- Bow Wow Wow's take on Manet's Le Déjeuner sur l'herbe

Studio album by Bow Wow Wow
- Released: 16 October 1981
- Recorded: 1981
- Genre: New wave; post-punk;
- Length: 38:55
- Label: RCA
- Producer: Bow Wow Wow; Alan Tarney; Brian Tench; Colin Thurston;

Bow Wow Wow chronology
| Your Cassette Pet (1980) | See Jungle! See Jungle! Go Join Your Gang Yeah, City All Over! Go Ape Crazy! (1981) | The Last of the Mohicans (1982) |

Alternate covers
- The less salacious covers of the US & Australian editions

Singles from See Jungle! See Jungle! Go Join Your Gang Yeah, City All Over! Go Ape Crazy!
- "Chihuahua" Released: 1981; "Go Wild in the Country" Released: January 1982; "Orang-Outang" Released: 1982 (North America only release); "Jungle Boy" Released: 1982;

= See Jungle! See Jungle! Go Join Your Gang Yeah, City All Over! Go Ape Crazy! =

See Jungle! See Jungle! Go Join Your Gang Yeah, City All Over! Go Ape Crazy! (later retitled See Jungle! See Jungle! Go Join Your Gang Yeah! City All Over, Go Ape Crazy) is the debut studio album by the English new wave band Bow Wow Wow, released on 16 October 1981 by RCA Records.

== Release ==
In 1981, after splitting with EMI Records, Bow Wow Wow signed with new A&R head Bill Kimber of RCA Records, and released their first full-length album in October 1981. In support of the album, Bow Wow Wow opened for the Pretenders and the Police in the United States, and in Europe for Queen. In May 1982, they undertook a Japanese tour with Madness.

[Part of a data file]
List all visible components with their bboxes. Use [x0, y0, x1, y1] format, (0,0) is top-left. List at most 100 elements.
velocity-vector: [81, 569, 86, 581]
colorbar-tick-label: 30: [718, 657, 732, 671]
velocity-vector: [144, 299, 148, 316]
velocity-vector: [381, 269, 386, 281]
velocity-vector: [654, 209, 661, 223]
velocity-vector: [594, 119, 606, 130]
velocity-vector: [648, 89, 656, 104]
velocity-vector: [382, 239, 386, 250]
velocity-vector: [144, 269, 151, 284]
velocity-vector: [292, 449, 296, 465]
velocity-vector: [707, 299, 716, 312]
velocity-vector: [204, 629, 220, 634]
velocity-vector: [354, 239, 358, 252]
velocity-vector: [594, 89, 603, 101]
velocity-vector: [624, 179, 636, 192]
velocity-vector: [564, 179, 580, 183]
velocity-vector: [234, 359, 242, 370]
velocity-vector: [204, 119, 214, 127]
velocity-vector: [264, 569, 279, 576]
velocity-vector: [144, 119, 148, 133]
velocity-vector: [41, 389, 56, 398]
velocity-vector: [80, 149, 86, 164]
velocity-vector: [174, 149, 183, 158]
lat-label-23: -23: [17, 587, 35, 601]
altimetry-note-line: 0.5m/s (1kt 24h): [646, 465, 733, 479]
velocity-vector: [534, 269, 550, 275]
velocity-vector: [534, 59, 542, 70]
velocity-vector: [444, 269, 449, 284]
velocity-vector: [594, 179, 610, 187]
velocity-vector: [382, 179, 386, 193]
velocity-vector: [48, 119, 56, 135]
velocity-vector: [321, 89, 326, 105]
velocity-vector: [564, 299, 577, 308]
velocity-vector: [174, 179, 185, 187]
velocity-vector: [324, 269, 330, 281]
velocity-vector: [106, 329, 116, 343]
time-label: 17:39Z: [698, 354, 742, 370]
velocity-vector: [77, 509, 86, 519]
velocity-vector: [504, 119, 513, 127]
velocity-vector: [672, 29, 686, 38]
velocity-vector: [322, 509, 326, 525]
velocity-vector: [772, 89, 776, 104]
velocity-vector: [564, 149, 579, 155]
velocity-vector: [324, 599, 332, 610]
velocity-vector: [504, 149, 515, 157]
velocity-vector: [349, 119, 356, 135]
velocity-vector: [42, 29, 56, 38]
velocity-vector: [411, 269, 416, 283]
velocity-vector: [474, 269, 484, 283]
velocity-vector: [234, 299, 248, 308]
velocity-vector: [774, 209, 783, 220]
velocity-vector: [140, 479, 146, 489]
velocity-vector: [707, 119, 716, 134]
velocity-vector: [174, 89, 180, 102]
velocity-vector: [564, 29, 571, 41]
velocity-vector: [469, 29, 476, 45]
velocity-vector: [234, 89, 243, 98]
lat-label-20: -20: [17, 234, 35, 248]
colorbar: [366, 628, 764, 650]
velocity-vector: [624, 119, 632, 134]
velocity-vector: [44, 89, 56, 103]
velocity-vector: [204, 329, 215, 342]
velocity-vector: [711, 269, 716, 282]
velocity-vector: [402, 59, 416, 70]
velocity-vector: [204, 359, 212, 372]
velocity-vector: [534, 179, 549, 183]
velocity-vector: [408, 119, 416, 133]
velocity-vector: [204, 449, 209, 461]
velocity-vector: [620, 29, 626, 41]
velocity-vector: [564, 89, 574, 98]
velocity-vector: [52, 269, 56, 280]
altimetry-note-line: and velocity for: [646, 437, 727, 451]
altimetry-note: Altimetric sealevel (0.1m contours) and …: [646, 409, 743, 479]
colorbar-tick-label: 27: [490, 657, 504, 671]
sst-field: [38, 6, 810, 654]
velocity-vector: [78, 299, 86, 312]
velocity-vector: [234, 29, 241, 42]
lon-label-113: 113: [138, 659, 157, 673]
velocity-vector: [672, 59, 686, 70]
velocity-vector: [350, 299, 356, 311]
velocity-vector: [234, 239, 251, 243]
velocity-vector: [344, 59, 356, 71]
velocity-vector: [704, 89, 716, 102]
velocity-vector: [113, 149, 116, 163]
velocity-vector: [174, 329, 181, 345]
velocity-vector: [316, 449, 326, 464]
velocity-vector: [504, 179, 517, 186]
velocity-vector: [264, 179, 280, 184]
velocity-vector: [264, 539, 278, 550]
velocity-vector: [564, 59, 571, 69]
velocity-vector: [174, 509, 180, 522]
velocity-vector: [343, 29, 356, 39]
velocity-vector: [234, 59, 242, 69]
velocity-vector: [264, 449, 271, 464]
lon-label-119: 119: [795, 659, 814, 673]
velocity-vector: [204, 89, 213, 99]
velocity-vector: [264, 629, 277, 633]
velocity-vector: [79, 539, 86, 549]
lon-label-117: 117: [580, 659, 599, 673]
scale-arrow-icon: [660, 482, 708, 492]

- INSTRUCTIONS:
[A] According to the album article, which band did Bow Wow Wow tour Japan with in May 1982?
[B] Duplicate the album article's text word for word, starting with "Bow Wow Wow chronology" and going on through "by RCA Records.".
[C] Pick up the article on the Bow Wow Wow album after its last sentence and continue writing it.

- THE REPLIES:
[A] Madness

[B]
Bow Wow Wow chronology
| Your Cassette Pet (1980) | See Jungle! See Jungle! Go Join Your Gang Yeah, City All Over! Go Ape Crazy! (1981) | The Last of the Mohicans (1982) |

Alternate covers
- The less salacious covers of the US & Australian editions

Singles from See Jungle! See Jungle! Go Join Your Gang Yeah, City All Over! Go Ape Crazy!
- "Chihuahua" Released: 1981; "Go Wild in the Country" Released: January 1982; "Orang-Outang" Released: 1982 (North America only release); "Jungle Boy" Released: 1982;

= See Jungle! See Jungle! Go Join Your Gang Yeah, City All Over! Go Ape Crazy! =

See Jungle! See Jungle! Go Join Your Gang Yeah, City All Over! Go Ape Crazy! (later retitled See Jungle! See Jungle! Go Join Your Gang Yeah! City All Over, Go Ape Crazy) is the debut studio album by the English new wave band Bow Wow Wow, released on 16 October 1981 by RCA Records.

[C]
The album was reissued by Cherry Red Records in 2010 as a two-disc set, retitled See Jungle! See Jungle! Go Join Your Gang / B-Sides. The second disc comprises various non-album tracks, including Bow Wow Wow's most popular single "I Want Candy" and the rare title track of the Teenage Queen EP.

On 25 May 2018, Cherry Red released the three-disc set Your Box Set Pet (The Complete Recordings 1980–1984), which included See Jungle! See Jungle! Go Join Your Gang Yeah, City All Over! Go Ape Crazy! in its entirety on the first disc, plus ten bonus tracks. A 180g green/yellow marbled vinyl pressing limited to 2,000 copies worldwide is to be released on 27 May 2022.

== Cover art ==
The album cover photograph, taken by Andy Earl, depicts the band recreating Édouard Manet's Le Déjeuner sur l'herbe (1863). Posing nude was lead singer Annabella Lwin, who was 14 at the time of the album's release. The cover caused outrage, and Lwin's mother initiated a Scotland Yard investigation of the picture as child pornography, which led to a different cover being used for US releases. When the investigation went nowhere, the image was reused for their follow-up EP The Last of the Mohicans.

The picture taken by Andy Earl is now part of the National Portrait Gallery collection.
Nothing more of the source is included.